## BEGIN LISTED RECORDS
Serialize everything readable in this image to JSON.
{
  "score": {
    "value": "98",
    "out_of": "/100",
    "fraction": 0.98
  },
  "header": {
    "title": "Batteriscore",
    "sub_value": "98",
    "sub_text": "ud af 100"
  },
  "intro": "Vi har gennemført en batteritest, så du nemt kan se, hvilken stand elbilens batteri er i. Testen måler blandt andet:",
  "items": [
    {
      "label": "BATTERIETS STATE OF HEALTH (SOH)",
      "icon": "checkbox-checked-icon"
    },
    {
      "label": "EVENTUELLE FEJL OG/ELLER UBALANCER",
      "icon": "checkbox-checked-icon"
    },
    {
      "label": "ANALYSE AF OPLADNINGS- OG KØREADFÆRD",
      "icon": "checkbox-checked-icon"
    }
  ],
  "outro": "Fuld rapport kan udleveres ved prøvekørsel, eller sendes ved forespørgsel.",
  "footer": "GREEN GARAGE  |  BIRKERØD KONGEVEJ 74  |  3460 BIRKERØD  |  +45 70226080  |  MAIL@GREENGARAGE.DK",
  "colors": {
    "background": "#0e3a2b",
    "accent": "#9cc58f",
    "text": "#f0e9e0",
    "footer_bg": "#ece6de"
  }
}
## END LISTED RECORDS
WORK TO DO. Retype the data exactly as given.

WRITTEN RESPONSE.
Serialize everything readable in this image to JSON.
{
  "score": {
    "value": "98",
    "out_of": "/100",
    "fraction": 0.98
  },
  "header": {
    "title": "Batteriscore",
    "sub_value": "98",
    "sub_text": "ud af 100"
  },
  "intro": "Vi har gennemført en batteritest, så du nemt kan se, hvilken stand elbilens batteri er i. Testen måler blandt andet:",
  "items": [
    {
      "label": "BATTERIETS STATE OF HEALTH (SOH)",
      "icon": "checkbox-checked-icon"
    },
    {
      "label": "EVENTUELLE FEJL OG/ELLER UBALANCER",
      "icon": "checkbox-checked-icon"
    },
    {
      "label": "ANALYSE AF OPLADNINGS- OG KØREADFÆRD",
      "icon": "checkbox-checked-icon"
    }
  ],
  "outro": "Fuld rapport kan udleveres ved prøvekørsel, eller sendes ved forespørgsel.",
  "footer": "GREEN GARAGE  |  BIRKERØD KONGEVEJ 74  |  3460 BIRKERØD  |  +45 70226080  |  MAIL@GREENGARAGE.DK",
  "colors": {
    "background": "#0e3a2b",
    "accent": "#9cc58f",
    "text": "#f0e9e0",
    "footer_bg": "#ece6de"
  }
}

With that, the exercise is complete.